• [EXERCISE DATA]
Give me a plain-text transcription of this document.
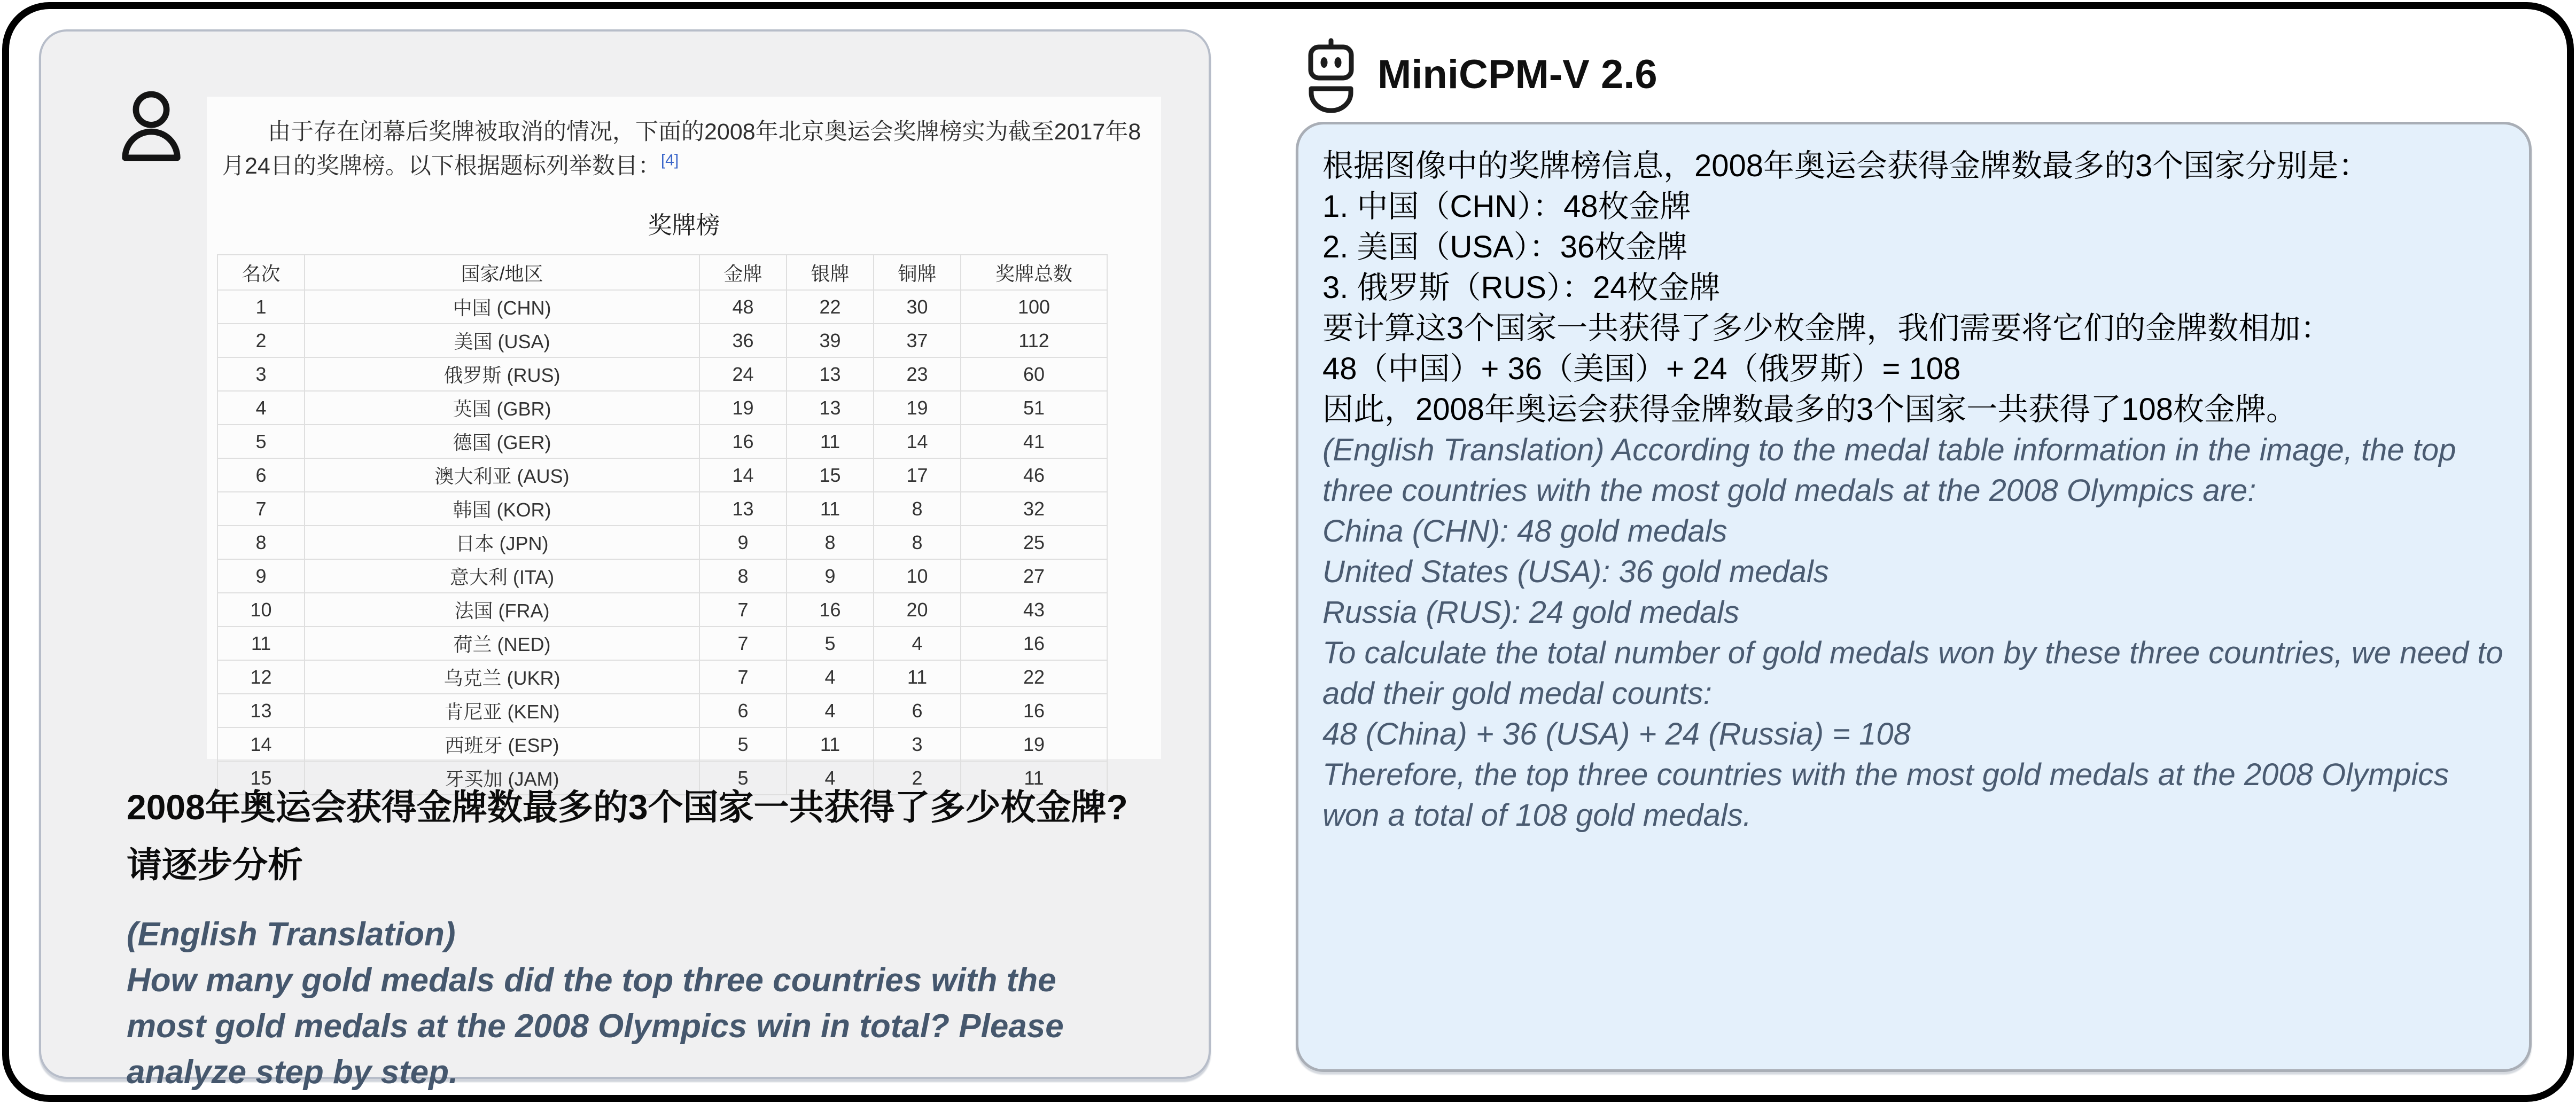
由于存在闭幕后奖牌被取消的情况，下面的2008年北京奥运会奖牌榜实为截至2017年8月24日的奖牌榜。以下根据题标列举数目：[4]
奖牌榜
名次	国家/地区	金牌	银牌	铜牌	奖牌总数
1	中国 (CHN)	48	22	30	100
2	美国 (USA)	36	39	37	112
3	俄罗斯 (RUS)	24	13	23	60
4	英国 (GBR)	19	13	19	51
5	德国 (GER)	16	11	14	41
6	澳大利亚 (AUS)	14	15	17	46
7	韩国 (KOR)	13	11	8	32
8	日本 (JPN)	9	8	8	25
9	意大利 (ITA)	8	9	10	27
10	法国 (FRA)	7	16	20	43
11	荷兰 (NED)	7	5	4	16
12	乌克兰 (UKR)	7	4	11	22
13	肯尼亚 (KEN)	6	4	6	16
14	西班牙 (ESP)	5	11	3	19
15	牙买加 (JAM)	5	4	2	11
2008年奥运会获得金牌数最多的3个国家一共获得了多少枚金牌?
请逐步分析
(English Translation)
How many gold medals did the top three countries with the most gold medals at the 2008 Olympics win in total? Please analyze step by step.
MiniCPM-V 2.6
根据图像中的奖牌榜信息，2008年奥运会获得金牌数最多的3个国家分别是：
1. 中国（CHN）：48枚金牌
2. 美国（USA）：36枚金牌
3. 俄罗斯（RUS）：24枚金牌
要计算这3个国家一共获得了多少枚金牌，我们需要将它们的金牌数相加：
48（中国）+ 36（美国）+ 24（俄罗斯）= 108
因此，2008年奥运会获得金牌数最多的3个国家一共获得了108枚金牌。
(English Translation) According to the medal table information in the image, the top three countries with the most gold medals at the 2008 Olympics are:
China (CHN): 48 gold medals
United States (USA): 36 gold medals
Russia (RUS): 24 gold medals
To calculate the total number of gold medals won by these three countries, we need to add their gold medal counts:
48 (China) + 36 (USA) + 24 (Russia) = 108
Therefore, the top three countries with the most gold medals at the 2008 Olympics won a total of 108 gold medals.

• [SHORT TASK] Copy every entry exactly as written. Pictures are excluded.

• [ANSWER TO THIS PROBLEM]
Give me a plain-text transcription of this document.
由于存在闭幕后奖牌被取消的情况，下面的2008年北京奥运会奖牌榜实为截至2017年8月24日的奖牌榜。以下根据题标列举数目：[4]
奖牌榜
名次	国家/地区	金牌	银牌	铜牌	奖牌总数
1	中国 (CHN)	48	22	30	100
2	美国 (USA)	36	39	37	112
3	俄罗斯 (RUS)	24	13	23	60
4	英国 (GBR)	19	13	19	51
5	德国 (GER)	16	11	14	41
6	澳大利亚 (AUS)	14	15	17	46
7	韩国 (KOR)	13	11	8	32
8	日本 (JPN)	9	8	8	25
9	意大利 (ITA)	8	9	10	27
10	法国 (FRA)	7	16	20	43
11	荷兰 (NED)	7	5	4	16
12	乌克兰 (UKR)	7	4	11	22
13	肯尼亚 (KEN)	6	4	6	16
14	西班牙 (ESP)	5	11	3	19
15	牙买加 (JAM)	5	4	2	11
2008年奥运会获得金牌数最多的3个国家一共获得了多少枚金牌?
请逐步分析
(English Translation)
How many gold medals did the top three countries with the most gold medals at the 2008 Olympics win in total? Please analyze step by step.
MiniCPM-V 2.6
根据图像中的奖牌榜信息，2008年奥运会获得金牌数最多的3个国家分别是：
1. 中国（CHN）：48枚金牌
2. 美国（USA）：36枚金牌
3. 俄罗斯（RUS）：24枚金牌
要计算这3个国家一共获得了多少枚金牌，我们需要将它们的金牌数相加：
48（中国）+ 36（美国）+ 24（俄罗斯）= 108
因此，2008年奥运会获得金牌数最多的3个国家一共获得了108枚金牌。
(English Translation) According to the medal table information in the image, the top three countries with the most gold medals at the 2008 Olympics are:
China (CHN): 48 gold medals
United States (USA): 36 gold medals
Russia (RUS): 24 gold medals
To calculate the total number of gold medals won by these three countries, we need to add their gold medal counts:
48 (China) + 36 (USA) + 24 (Russia) = 108
Therefore, the top three countries with the most gold medals at the 2008 Olympics won a total of 108 gold medals.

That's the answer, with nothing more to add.